**RECORDS FOR THE EXERCISE**

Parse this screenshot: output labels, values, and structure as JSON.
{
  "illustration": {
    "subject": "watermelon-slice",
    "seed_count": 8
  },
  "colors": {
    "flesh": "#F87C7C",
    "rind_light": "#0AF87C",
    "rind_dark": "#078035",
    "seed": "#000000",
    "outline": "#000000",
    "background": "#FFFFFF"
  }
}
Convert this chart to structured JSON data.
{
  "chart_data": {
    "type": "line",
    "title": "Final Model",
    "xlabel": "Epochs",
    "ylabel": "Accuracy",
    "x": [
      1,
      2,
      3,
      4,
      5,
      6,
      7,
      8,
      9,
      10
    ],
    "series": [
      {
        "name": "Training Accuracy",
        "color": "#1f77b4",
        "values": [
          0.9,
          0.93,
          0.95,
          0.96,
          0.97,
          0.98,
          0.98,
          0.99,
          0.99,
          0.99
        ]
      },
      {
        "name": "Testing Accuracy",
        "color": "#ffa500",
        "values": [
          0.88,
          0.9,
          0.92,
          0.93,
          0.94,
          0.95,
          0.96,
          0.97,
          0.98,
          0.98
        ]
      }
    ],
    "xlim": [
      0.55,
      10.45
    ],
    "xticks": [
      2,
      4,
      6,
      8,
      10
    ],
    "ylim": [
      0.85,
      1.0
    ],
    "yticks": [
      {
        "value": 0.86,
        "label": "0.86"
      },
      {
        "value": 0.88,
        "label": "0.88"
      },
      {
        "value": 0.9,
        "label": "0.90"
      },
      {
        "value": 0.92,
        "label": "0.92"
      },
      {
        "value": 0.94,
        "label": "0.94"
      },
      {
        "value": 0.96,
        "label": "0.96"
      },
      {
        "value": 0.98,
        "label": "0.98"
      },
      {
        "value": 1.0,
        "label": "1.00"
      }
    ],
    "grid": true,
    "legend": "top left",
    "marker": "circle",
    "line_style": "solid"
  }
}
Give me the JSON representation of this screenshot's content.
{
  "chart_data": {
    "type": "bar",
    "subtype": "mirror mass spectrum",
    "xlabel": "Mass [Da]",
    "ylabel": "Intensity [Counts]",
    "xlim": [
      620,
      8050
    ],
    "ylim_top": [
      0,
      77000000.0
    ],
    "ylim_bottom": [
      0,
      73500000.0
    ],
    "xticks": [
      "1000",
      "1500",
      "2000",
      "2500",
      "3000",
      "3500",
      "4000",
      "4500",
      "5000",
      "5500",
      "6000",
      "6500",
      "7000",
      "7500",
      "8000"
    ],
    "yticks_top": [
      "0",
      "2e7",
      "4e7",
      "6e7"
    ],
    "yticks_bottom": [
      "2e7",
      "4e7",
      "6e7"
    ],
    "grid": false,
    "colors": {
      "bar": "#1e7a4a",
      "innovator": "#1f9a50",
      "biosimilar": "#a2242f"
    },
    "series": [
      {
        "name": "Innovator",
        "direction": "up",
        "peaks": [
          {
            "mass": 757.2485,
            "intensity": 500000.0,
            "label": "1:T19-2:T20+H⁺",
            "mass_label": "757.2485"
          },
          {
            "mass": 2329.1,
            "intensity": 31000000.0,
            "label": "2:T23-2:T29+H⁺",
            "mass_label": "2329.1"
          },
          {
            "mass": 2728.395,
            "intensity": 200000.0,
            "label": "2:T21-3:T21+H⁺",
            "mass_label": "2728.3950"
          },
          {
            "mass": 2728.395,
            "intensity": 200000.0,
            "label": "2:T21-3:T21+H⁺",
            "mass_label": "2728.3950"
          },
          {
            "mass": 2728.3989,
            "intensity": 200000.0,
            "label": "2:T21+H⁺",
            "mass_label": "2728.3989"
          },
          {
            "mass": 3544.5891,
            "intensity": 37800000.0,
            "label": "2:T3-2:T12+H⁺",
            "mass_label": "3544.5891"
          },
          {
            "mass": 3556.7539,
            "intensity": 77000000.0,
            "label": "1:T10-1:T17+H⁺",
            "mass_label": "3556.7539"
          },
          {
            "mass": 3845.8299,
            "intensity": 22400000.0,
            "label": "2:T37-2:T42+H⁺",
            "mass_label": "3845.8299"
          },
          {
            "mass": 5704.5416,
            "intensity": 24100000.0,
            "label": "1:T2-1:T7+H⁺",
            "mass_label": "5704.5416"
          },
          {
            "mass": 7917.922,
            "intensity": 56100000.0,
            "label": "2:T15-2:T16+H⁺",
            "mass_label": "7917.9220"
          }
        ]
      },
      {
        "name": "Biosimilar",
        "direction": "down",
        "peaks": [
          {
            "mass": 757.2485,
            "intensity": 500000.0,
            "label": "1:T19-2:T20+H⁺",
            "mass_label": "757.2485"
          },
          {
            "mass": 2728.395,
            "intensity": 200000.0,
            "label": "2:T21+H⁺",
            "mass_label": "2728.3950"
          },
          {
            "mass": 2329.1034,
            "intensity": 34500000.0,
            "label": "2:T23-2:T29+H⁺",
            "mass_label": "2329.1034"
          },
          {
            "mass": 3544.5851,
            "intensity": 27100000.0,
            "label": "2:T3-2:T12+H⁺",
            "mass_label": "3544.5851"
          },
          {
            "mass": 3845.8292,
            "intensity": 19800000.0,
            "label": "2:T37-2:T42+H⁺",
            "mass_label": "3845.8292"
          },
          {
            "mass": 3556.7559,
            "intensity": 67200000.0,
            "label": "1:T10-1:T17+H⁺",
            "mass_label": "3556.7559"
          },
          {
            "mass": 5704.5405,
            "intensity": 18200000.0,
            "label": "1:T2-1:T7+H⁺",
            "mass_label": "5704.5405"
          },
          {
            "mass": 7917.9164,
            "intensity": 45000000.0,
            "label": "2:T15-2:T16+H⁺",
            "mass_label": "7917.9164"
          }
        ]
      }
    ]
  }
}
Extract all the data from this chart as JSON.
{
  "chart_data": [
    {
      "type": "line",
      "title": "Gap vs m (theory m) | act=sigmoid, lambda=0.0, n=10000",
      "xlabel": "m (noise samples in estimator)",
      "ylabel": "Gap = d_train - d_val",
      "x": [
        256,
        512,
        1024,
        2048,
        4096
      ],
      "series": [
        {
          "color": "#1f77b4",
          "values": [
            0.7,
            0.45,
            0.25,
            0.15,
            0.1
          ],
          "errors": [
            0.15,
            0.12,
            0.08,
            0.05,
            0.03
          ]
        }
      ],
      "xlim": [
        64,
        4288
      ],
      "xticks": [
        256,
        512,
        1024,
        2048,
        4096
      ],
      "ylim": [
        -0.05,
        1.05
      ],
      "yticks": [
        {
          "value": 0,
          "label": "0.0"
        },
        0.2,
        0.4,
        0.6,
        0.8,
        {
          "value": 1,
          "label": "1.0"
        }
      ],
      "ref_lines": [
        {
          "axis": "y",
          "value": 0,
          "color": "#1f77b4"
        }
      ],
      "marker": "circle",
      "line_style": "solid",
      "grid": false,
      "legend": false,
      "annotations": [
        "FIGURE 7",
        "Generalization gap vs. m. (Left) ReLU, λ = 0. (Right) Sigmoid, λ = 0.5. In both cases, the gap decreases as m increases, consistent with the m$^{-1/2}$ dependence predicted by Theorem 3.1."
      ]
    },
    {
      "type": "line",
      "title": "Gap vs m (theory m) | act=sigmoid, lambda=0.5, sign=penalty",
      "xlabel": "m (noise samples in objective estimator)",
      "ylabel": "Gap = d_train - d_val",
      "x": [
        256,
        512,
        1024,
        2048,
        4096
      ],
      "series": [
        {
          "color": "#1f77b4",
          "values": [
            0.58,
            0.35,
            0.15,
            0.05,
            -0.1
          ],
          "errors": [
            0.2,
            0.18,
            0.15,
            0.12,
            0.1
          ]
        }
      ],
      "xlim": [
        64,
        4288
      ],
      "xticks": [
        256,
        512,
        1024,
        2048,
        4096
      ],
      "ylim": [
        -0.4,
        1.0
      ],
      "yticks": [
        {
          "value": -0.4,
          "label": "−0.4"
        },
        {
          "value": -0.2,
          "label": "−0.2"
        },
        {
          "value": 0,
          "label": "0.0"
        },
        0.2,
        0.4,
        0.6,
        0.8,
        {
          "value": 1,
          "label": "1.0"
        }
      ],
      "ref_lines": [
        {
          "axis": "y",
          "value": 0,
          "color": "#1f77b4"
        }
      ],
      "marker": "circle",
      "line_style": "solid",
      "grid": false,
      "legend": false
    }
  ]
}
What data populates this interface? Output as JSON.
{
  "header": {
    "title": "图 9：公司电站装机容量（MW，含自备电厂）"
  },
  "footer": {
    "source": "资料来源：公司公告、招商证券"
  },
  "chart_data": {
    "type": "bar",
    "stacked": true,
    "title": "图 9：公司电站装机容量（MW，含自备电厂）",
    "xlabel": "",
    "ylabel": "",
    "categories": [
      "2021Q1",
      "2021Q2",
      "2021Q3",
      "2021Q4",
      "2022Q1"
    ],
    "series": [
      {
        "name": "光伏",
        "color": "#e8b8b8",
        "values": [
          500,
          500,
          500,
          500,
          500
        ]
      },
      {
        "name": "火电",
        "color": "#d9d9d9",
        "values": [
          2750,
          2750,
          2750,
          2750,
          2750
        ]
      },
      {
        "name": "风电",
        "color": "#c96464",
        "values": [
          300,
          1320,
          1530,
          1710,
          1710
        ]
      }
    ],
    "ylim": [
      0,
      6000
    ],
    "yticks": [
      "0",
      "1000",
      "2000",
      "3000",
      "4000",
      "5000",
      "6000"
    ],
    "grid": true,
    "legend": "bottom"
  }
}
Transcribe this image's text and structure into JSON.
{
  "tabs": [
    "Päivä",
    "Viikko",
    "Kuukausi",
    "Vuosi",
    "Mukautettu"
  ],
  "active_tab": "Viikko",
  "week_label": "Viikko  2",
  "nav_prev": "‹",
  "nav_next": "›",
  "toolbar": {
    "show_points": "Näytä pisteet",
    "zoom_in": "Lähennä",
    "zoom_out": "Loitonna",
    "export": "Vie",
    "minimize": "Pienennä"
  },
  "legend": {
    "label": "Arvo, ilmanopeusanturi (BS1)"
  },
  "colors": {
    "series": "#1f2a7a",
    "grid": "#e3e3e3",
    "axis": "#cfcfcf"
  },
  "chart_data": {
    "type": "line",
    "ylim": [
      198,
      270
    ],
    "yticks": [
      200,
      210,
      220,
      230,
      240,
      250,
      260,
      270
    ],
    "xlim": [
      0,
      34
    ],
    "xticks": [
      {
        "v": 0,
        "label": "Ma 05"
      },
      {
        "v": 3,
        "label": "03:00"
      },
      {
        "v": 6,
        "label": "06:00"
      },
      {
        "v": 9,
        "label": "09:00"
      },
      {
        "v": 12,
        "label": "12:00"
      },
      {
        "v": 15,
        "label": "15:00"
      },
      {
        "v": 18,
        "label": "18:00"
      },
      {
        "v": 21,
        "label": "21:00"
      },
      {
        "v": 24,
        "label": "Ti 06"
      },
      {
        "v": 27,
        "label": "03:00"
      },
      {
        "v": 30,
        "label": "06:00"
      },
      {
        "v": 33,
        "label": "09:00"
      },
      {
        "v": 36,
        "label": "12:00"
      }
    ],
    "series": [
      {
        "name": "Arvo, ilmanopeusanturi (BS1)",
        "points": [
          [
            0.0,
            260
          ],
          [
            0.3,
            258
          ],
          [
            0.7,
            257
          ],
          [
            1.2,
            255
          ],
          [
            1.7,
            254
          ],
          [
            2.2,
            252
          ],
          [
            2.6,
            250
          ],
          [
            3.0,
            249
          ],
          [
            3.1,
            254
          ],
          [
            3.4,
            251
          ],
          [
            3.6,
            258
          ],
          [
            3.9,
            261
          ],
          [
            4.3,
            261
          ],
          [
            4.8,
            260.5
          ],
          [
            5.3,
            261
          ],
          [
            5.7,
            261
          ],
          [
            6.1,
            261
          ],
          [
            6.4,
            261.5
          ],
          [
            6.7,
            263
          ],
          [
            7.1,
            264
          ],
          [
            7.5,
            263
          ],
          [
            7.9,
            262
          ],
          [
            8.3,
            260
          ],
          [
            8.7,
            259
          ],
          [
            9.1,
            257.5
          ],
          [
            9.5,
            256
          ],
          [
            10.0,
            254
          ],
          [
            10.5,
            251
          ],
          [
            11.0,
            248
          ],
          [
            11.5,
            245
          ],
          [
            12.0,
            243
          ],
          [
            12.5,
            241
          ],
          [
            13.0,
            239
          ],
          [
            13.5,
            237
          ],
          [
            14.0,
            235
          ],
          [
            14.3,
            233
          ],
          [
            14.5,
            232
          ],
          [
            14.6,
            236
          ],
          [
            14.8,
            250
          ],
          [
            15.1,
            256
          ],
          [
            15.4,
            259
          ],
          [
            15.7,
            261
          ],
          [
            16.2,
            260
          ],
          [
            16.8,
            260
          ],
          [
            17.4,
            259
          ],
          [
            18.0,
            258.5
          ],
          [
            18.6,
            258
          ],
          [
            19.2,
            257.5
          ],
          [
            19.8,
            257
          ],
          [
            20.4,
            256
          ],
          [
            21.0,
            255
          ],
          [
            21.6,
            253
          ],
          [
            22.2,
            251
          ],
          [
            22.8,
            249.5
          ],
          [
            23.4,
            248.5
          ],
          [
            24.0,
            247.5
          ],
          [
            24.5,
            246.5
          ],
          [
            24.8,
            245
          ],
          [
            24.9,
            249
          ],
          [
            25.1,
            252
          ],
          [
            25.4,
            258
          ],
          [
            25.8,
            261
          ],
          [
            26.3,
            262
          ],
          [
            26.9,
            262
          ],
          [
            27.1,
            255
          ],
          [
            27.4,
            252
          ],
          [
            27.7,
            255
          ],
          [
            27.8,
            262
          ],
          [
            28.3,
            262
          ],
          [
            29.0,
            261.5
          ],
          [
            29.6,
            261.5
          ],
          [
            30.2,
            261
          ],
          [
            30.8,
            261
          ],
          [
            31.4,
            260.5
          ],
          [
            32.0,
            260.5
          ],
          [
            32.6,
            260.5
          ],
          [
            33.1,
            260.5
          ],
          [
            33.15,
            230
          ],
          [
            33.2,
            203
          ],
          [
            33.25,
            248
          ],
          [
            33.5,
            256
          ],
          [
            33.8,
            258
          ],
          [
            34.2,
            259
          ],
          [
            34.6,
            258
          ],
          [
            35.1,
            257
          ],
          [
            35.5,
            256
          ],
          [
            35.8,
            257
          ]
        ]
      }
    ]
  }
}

**THE PROBLEM**
Find every line above that contains the word "Arvo", and return each one.

**SOLUTION BELOW**
    "label": "Arvo, ilmanopeusanturi (BS1)"
        "name": "Arvo, ilmanopeusanturi (BS1)",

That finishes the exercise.